• THE PROBLEM
Extract every line from the records below that contains the word "oder".

• PROVIDED ENTRIES
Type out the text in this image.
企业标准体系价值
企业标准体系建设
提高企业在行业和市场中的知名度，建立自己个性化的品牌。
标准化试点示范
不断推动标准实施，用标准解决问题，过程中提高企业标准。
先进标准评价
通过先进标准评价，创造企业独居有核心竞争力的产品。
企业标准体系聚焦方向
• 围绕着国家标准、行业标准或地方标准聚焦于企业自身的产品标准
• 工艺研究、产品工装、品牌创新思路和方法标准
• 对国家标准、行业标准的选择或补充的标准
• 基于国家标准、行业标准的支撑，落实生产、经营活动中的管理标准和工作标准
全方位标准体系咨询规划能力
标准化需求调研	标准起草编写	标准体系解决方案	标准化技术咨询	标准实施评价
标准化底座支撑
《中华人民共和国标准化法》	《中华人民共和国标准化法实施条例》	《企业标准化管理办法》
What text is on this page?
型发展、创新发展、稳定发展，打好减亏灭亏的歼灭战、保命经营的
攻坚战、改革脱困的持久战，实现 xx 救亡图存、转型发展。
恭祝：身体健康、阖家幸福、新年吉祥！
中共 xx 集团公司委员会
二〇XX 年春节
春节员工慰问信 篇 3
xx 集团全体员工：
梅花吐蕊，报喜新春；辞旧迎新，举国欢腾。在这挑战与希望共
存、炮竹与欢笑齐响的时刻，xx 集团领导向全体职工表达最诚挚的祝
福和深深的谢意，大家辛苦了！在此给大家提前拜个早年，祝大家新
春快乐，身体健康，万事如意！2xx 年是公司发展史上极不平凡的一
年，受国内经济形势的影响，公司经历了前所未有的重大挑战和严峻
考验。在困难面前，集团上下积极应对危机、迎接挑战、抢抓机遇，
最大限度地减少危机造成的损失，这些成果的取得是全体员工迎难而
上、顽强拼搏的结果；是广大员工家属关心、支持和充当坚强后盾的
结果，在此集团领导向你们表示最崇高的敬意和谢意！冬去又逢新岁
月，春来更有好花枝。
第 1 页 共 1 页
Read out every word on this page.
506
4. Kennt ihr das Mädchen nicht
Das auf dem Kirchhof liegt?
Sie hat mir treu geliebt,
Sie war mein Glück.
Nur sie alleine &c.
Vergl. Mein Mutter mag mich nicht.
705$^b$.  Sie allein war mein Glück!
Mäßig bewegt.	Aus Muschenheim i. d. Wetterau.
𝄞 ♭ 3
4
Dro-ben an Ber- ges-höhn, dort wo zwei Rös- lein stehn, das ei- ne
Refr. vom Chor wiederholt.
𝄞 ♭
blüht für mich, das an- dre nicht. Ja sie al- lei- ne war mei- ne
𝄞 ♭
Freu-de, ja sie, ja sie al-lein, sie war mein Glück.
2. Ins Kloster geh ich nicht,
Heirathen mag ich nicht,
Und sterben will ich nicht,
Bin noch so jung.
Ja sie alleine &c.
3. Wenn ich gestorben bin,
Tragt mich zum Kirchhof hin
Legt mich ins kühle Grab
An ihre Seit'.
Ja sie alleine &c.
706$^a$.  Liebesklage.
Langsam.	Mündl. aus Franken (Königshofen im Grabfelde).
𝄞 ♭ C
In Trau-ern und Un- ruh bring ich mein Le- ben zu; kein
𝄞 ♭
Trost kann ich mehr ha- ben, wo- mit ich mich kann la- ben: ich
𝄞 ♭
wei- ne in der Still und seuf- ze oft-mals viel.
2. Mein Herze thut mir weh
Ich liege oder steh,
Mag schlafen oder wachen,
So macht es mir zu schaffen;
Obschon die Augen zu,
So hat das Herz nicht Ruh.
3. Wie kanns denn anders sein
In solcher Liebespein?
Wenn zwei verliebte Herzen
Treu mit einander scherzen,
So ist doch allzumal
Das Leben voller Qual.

• FINAL RESULT
Ich liege oder steh,
Mag schlafen oder wachen,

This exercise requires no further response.